● **YOUR OBJECTIVE**:
From the entries below, please gather each line containing the string "this".

● **GIVEN DATA**:
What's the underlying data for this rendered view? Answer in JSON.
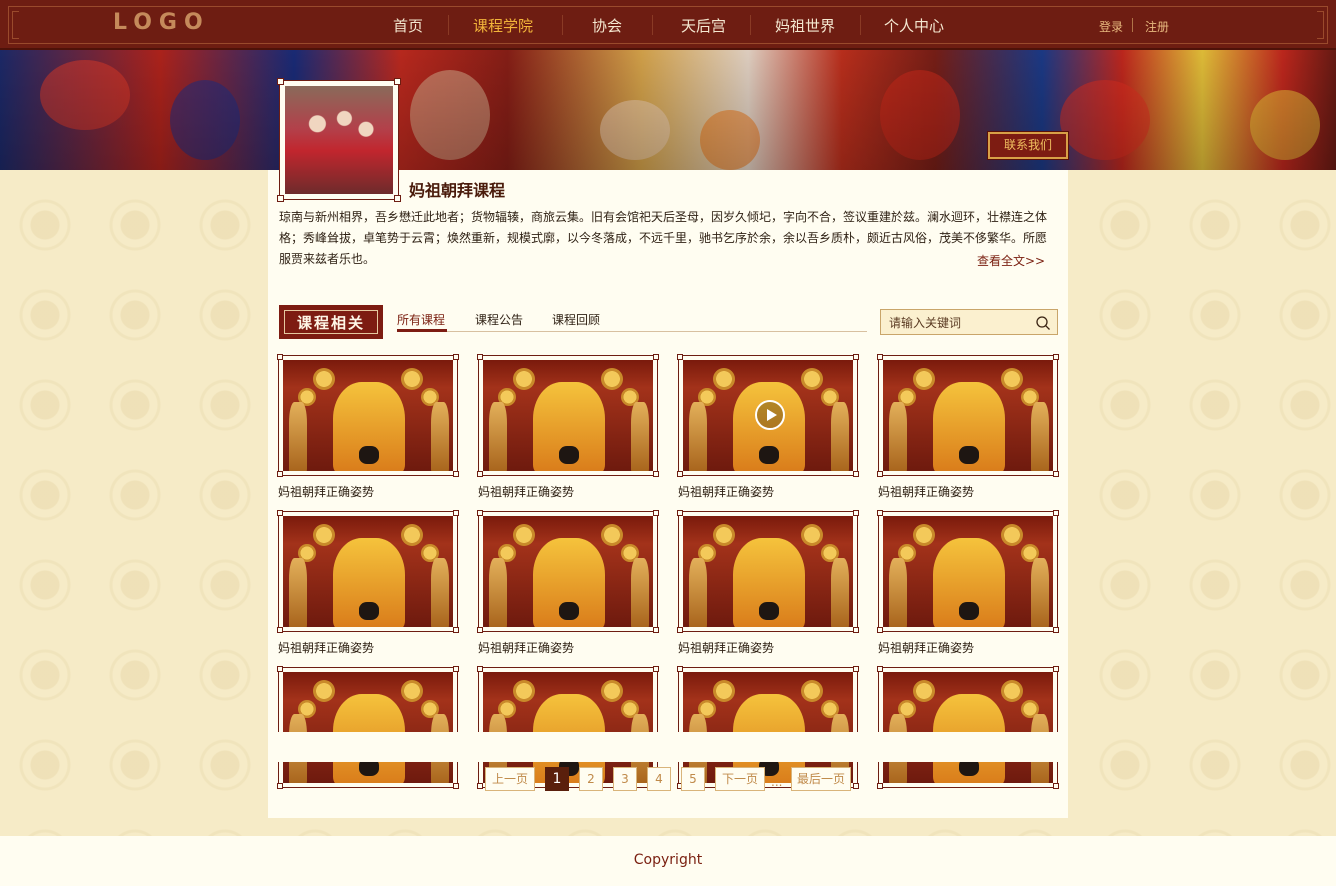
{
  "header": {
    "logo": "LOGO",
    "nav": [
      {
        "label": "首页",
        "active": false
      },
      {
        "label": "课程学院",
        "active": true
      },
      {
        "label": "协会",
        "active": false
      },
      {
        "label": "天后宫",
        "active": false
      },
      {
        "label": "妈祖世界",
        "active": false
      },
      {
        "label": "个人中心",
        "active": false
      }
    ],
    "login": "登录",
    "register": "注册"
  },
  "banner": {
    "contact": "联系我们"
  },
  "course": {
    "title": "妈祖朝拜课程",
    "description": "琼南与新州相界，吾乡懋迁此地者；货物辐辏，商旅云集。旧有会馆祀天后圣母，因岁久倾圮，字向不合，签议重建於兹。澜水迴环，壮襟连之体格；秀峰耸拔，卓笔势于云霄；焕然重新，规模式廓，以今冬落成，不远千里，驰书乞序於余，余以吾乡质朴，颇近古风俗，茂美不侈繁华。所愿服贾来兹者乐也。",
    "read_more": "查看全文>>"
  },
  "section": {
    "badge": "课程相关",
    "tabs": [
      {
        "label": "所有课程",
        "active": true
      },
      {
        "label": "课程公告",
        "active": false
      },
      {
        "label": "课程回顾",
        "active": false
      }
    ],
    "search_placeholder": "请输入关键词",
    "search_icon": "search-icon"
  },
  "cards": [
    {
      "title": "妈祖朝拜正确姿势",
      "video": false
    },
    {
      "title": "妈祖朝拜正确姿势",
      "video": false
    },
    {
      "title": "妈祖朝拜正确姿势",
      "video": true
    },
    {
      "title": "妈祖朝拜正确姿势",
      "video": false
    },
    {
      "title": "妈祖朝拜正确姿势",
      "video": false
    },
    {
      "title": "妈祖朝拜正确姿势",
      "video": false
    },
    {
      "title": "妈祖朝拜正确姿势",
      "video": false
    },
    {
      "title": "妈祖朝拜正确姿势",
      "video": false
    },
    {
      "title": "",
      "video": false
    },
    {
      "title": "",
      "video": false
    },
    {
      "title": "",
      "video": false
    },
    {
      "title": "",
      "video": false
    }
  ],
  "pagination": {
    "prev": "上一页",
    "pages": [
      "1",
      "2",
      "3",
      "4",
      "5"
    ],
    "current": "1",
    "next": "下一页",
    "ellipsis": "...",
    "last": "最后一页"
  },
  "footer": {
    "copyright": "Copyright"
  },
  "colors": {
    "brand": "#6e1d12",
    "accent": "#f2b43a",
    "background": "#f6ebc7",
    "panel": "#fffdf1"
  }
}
* * *
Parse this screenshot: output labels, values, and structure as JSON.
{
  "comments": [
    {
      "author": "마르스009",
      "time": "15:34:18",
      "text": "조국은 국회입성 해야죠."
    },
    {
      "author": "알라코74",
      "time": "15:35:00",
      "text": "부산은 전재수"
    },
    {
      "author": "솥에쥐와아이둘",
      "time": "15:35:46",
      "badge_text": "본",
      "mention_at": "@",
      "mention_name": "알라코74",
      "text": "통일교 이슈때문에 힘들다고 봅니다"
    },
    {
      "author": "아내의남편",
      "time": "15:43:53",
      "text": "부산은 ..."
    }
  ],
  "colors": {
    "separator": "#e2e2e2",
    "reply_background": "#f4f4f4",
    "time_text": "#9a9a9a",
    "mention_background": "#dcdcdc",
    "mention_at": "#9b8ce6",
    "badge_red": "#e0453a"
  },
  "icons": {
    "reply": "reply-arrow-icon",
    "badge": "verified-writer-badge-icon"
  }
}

● **WRITTEN REPLY**:
What's the underlying data for this rendered view? Answer in JSON.
Parse this screenshot: output labels, values, and structure as JSON.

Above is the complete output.